» WORK REQUIRED: Copy out all the data, word for word.

» INFORMATION SUPPLIED:
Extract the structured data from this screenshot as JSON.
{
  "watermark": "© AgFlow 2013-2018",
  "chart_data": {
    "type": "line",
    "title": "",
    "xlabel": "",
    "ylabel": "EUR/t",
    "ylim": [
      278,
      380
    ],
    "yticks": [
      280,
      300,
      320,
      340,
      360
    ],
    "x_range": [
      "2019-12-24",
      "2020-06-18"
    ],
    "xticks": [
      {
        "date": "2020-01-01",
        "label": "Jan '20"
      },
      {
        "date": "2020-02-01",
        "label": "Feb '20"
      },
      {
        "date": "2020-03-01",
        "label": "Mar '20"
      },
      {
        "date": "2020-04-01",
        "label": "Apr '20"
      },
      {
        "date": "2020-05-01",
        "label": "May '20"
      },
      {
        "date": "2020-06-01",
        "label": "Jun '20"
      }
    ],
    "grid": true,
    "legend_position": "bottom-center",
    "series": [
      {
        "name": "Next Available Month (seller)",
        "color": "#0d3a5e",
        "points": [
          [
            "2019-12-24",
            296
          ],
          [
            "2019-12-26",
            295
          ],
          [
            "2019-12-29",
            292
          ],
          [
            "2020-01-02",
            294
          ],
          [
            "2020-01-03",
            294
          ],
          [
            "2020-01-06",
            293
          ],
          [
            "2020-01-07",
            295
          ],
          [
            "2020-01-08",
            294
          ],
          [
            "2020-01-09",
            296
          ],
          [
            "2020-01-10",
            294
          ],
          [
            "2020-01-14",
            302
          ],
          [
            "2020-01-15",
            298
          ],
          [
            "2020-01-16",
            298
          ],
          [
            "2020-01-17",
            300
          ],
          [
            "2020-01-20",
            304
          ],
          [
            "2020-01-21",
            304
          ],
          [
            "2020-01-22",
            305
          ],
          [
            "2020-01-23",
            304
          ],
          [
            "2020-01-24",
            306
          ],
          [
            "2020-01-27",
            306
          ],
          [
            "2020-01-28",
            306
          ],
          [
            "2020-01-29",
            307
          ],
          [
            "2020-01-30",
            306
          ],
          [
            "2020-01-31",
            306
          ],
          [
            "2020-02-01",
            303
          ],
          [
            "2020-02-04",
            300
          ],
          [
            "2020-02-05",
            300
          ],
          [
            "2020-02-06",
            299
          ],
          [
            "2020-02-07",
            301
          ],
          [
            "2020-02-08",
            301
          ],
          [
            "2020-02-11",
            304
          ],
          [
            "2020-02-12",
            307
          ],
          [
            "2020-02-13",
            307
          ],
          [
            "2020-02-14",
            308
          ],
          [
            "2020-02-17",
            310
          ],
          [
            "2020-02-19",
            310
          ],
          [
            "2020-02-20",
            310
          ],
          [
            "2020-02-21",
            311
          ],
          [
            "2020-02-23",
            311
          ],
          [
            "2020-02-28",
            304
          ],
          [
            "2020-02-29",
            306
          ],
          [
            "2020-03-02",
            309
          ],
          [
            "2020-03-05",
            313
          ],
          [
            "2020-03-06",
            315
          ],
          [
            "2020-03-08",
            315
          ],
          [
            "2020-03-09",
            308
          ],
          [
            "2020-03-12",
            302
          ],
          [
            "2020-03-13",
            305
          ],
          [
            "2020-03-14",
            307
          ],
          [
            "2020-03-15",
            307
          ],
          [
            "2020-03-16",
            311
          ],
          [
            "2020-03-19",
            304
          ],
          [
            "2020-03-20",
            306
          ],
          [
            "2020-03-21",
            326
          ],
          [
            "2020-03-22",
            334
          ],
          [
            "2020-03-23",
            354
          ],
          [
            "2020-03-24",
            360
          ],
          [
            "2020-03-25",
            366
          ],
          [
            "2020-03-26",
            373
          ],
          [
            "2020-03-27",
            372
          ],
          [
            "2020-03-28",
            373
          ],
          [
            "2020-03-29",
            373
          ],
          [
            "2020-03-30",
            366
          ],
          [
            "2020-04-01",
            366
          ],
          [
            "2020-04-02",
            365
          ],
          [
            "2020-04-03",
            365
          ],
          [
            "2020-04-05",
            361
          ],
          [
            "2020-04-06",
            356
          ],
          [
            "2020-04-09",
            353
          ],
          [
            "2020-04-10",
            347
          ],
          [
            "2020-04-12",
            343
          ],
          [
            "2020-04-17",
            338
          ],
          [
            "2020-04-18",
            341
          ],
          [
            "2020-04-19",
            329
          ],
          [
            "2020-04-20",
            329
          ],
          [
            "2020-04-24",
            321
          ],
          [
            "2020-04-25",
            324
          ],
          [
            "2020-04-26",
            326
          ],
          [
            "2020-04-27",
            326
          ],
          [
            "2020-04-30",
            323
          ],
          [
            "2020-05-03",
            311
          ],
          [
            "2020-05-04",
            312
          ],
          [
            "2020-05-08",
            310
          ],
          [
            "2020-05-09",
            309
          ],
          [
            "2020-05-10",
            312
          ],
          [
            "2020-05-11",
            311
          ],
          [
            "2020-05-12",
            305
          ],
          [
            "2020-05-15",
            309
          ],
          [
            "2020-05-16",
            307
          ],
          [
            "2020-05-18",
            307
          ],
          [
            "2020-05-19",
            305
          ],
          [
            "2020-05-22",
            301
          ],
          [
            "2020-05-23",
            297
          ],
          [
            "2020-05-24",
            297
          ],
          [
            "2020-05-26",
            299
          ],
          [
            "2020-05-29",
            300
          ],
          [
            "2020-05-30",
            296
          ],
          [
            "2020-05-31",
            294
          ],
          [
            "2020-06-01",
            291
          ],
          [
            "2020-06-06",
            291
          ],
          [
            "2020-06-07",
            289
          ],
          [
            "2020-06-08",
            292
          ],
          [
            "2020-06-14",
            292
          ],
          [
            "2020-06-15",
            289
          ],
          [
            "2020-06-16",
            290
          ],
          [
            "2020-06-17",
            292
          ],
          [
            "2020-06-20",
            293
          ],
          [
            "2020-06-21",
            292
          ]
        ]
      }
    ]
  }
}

» ANSWER FOR THIS EXERCISE:
Extract the structured data from this screenshot as JSON.
{
  "watermark": "© AgFlow 2013-2018",
  "chart_data": {
    "type": "line",
    "title": "",
    "xlabel": "",
    "ylabel": "EUR/t",
    "ylim": [
      278,
      380
    ],
    "yticks": [
      280,
      300,
      320,
      340,
      360
    ],
    "x_range": [
      "2019-12-24",
      "2020-06-18"
    ],
    "xticks": [
      {
        "date": "2020-01-01",
        "label": "Jan '20"
      },
      {
        "date": "2020-02-01",
        "label": "Feb '20"
      },
      {
        "date": "2020-03-01",
        "label": "Mar '20"
      },
      {
        "date": "2020-04-01",
        "label": "Apr '20"
      },
      {
        "date": "2020-05-01",
        "label": "May '20"
      },
      {
        "date": "2020-06-01",
        "label": "Jun '20"
      }
    ],
    "grid": true,
    "legend_position": "bottom-center",
    "series": [
      {
        "name": "Next Available Month (seller)",
        "color": "#0d3a5e",
        "points": [
          [
            "2019-12-24",
            296
          ],
          [
            "2019-12-26",
            295
          ],
          [
            "2019-12-29",
            292
          ],
          [
            "2020-01-02",
            294
          ],
          [
            "2020-01-03",
            294
          ],
          [
            "2020-01-06",
            293
          ],
          [
            "2020-01-07",
            295
          ],
          [
            "2020-01-08",
            294
          ],
          [
            "2020-01-09",
            296
          ],
          [
            "2020-01-10",
            294
          ],
          [
            "2020-01-14",
            302
          ],
          [
            "2020-01-15",
            298
          ],
          [
            "2020-01-16",
            298
          ],
          [
            "2020-01-17",
            300
          ],
          [
            "2020-01-20",
            304
          ],
          [
            "2020-01-21",
            304
          ],
          [
            "2020-01-22",
            305
          ],
          [
            "2020-01-23",
            304
          ],
          [
            "2020-01-24",
            306
          ],
          [
            "2020-01-27",
            306
          ],
          [
            "2020-01-28",
            306
          ],
          [
            "2020-01-29",
            307
          ],
          [
            "2020-01-30",
            306
          ],
          [
            "2020-01-31",
            306
          ],
          [
            "2020-02-01",
            303
          ],
          [
            "2020-02-04",
            300
          ],
          [
            "2020-02-05",
            300
          ],
          [
            "2020-02-06",
            299
          ],
          [
            "2020-02-07",
            301
          ],
          [
            "2020-02-08",
            301
          ],
          [
            "2020-02-11",
            304
          ],
          [
            "2020-02-12",
            307
          ],
          [
            "2020-02-13",
            307
          ],
          [
            "2020-02-14",
            308
          ],
          [
            "2020-02-17",
            310
          ],
          [
            "2020-02-19",
            310
          ],
          [
            "2020-02-20",
            310
          ],
          [
            "2020-02-21",
            311
          ],
          [
            "2020-02-23",
            311
          ],
          [
            "2020-02-28",
            304
          ],
          [
            "2020-02-29",
            306
          ],
          [
            "2020-03-02",
            309
          ],
          [
            "2020-03-05",
            313
          ],
          [
            "2020-03-06",
            315
          ],
          [
            "2020-03-08",
            315
          ],
          [
            "2020-03-09",
            308
          ],
          [
            "2020-03-12",
            302
          ],
          [
            "2020-03-13",
            305
          ],
          [
            "2020-03-14",
            307
          ],
          [
            "2020-03-15",
            307
          ],
          [
            "2020-03-16",
            311
          ],
          [
            "2020-03-19",
            304
          ],
          [
            "2020-03-20",
            306
          ],
          [
            "2020-03-21",
            326
          ],
          [
            "2020-03-22",
            334
          ],
          [
            "2020-03-23",
            354
          ],
          [
            "2020-03-24",
            360
          ],
          [
            "2020-03-25",
            366
          ],
          [
            "2020-03-26",
            373
          ],
          [
            "2020-03-27",
            372
          ],
          [
            "2020-03-28",
            373
          ],
          [
            "2020-03-29",
            373
          ],
          [
            "2020-03-30",
            366
          ],
          [
            "2020-04-01",
            366
          ],
          [
            "2020-04-02",
            365
          ],
          [
            "2020-04-03",
            365
          ],
          [
            "2020-04-05",
            361
          ],
          [
            "2020-04-06",
            356
          ],
          [
            "2020-04-09",
            353
          ],
          [
            "2020-04-10",
            347
          ],
          [
            "2020-04-12",
            343
          ],
          [
            "2020-04-17",
            338
          ],
          [
            "2020-04-18",
            341
          ],
          [
            "2020-04-19",
            329
          ],
          [
            "2020-04-20",
            329
          ],
          [
            "2020-04-24",
            321
          ],
          [
            "2020-04-25",
            324
          ],
          [
            "2020-04-26",
            326
          ],
          [
            "2020-04-27",
            326
          ],
          [
            "2020-04-30",
            323
          ],
          [
            "2020-05-03",
            311
          ],
          [
            "2020-05-04",
            312
          ],
          [
            "2020-05-08",
            310
          ],
          [
            "2020-05-09",
            309
          ],
          [
            "2020-05-10",
            312
          ],
          [
            "2020-05-11",
            311
          ],
          [
            "2020-05-12",
            305
          ],
          [
            "2020-05-15",
            309
          ],
          [
            "2020-05-16",
            307
          ],
          [
            "2020-05-18",
            307
          ],
          [
            "2020-05-19",
            305
          ],
          [
            "2020-05-22",
            301
          ],
          [
            "2020-05-23",
            297
          ],
          [
            "2020-05-24",
            297
          ],
          [
            "2020-05-26",
            299
          ],
          [
            "2020-05-29",
            300
          ],
          [
            "2020-05-30",
            296
          ],
          [
            "2020-05-31",
            294
          ],
          [
            "2020-06-01",
            291
          ],
          [
            "2020-06-06",
            291
          ],
          [
            "2020-06-07",
            289
          ],
          [
            "2020-06-08",
            292
          ],
          [
            "2020-06-14",
            292
          ],
          [
            "2020-06-15",
            289
          ],
          [
            "2020-06-16",
            290
          ],
          [
            "2020-06-17",
            292
          ],
          [
            "2020-06-20",
            293
          ],
          [
            "2020-06-21",
            292
          ]
        ]
      }
    ]
  }
}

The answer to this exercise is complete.